§ **Sobre la tarea**
En el editorial sobre la Ley Antidiscriminación, ¿a la demanda de qué abogado se sumó el procurador Alejandro Ordóñez?

§ **Texto proporcionado**
━━━━━━━━━━━━━━━━━━━━
Editorial |28 Feb 2013 - 8:27 pm
EDITORIAL
¿Discriminación o expresión?
El procurador Alejandro Ordóñez se ha ido en contra de la Ley Antidiscriminación, que sanciona fuertemente a aquellas personas que cometan actos de ese corte.
Por: Elespectador.com
La ley, pese a que es bastante dura en el tono (y profusa, también), no tiene los dientes suficientes, tal y como lo dijimos en un informe de este diario hace aproximadamente un mes. Ha pasado el tiempo y las sanciones no se han visto. Parte de ello, decíamos, se debía a que jueces y fiscales no conocían, siquiera, que una regulación de este estilo existía en el país. Teniendo en cuenta que la ley está escrita en términos bastante amplios y que el derecho penal debe estar más bien redactado en palabras inequívocas, nos preguntamos si esto ha sido positivo o no.
El procurador se sumó a una demanda, la del abogado Víctor Velásquez, quien cree que la ley es inconstitucional por ordenar cárcel a personas que apenas están expresando sus convicciones políticas, ideológicas, religiosas o morales. El procurador secunda diciendo que la aplicación de la ley podría cortar otros derechos, como la libertad de expresión. Y en la demanda se citan partes de la Biblia, como si no viviéramos en un Estado laico de pleno siglo XXI. Las razones que se dan no convencen.
Al margen de esto, hay que dejar claro algo: discriminar es un acto deleznable que debe estar proscrito de nuestra realidad como sociedad. El debate frente a la libertad de expresión, la batalla entre una cosa y la otra, debe inclinarse, obviamente, en limitar el derecho para evitar la discriminación. Así lo establece, por ejemplo, el Pacto de Derechos Civiles y Políticos. Pero hay que tener cuidado a la hora de regular esta prohibición, porque un Estado como el nuestro podría caer en graves casos de censura. Así como la discriminación es sutil (o se ha vuelto, mejor), los actos para prohibirla deben ser redactados con tacto, sin cometer injusticias graves.
No toda palabra, no todo acto, no todo discurso debe ser proscrito de una sociedad. Es más, muchas veces, incluso, hay que ampliar los mecanismos democráticos para que esa clase de discursos sean combatidos por medio de argumentos y no de prohibiciones y cárcel. En materia política, por ejemplo. Penalizar la discriminación por razones políticas e ideológicas (como lo hace esta ley) abre la puerta para que las demandas, amparadas en el buen nombre y la honra, o, mejor, en la discriminación misma, se disparen y hagan que políticos y ciudadanos empiecen a callar por el miedo a la represalia legal. Recordemos, nada más, lo que fueron para la opinión las demandas que se interpusieron en su momento contra los columnistas Claudia López o Alfredo Molano. Ese no es el país ideal.
La discriminación debe evitarse, sí. Hace falta una Ley Antidiscriminación. Los grandes partidarios de esta norma hacen bien en descartar la principal crítica en su contra, que es absurda: que la ley va a penalizar a todo el país por cualquier clase de comentario. Pero a la hora de regular y, sobre todo, de castigar, hace falta mucha más precisión. Y muchos más elementos de impacto social. Absurdo es pretender erradicar con la cárcel una conducta tan arraigada en la sociedad. El elemento punitivo luce desproporcionado y en todo caso debe estar acompañado de otras medidas que ayuden a subsanar las diferencias. Y eso sólo se logra dando voz, ampliando las libertades de las minorías, poniéndolas en los escenarios de los derechos.
El debate está abierto y sería oportuno reevaluar una ley que, además de no haber servido mucho, podría ser bastante peligrosa a la hora de aplicarse ligeramente. Antes hay que saber con lujo de detalles qué es discriminar y en qué consiste.
━━━━━━━━━━━━━━━━━━━━
§ **Datos en estudio**
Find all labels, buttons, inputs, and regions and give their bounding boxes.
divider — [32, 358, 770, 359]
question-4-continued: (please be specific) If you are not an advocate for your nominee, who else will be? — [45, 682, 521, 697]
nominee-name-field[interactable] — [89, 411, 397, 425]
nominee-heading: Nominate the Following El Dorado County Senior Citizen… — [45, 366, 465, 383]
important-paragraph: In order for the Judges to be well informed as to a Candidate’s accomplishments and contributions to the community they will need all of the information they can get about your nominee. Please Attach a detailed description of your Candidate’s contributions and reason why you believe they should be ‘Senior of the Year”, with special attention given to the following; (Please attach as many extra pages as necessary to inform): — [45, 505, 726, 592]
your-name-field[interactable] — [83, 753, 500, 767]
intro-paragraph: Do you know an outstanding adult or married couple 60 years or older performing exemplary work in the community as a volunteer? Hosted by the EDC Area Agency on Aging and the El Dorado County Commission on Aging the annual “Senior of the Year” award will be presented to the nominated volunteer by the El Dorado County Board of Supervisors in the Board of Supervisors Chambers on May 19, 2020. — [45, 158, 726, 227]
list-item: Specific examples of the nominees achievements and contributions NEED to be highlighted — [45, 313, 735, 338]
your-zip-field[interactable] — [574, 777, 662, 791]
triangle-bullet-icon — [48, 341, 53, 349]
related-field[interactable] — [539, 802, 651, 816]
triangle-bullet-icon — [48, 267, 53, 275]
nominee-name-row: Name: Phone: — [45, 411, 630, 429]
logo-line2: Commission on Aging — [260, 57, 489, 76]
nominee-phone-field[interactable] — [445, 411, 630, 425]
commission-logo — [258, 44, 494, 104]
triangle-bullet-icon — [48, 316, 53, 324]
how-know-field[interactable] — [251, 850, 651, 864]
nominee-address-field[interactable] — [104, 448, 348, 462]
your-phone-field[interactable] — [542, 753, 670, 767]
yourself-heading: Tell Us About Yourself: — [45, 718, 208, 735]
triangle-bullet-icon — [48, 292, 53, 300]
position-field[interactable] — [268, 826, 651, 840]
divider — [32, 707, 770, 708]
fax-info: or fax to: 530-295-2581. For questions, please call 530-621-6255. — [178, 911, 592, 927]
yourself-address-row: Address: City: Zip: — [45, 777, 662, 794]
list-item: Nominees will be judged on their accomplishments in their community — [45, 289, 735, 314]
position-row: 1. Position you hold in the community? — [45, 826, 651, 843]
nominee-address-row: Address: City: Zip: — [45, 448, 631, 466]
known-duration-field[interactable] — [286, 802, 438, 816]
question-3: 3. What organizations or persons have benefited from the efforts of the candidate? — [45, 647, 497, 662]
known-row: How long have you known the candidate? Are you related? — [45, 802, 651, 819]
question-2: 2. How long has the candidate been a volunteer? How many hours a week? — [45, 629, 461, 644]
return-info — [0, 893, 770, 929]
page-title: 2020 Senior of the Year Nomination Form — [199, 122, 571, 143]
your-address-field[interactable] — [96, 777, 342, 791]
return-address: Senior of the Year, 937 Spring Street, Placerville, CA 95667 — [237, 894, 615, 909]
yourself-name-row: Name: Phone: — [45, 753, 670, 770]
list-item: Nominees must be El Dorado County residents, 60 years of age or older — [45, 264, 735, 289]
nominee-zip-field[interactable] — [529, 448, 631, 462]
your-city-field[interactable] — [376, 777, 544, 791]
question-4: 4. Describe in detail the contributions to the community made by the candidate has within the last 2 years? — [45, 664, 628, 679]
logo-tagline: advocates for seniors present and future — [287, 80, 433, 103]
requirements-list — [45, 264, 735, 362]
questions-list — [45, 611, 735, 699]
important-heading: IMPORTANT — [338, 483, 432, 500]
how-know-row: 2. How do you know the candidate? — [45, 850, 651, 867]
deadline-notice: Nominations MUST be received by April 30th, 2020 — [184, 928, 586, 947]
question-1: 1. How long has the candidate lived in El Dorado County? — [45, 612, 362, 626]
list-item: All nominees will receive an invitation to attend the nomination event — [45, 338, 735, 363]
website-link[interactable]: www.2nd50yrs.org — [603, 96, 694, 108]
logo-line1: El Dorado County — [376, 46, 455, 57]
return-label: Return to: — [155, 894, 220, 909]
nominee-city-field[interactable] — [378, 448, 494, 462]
━━━━━━━━━━━━━━━━━━━━
§ **Respuesta esperada**
A la del abogado Víctor Velásquez.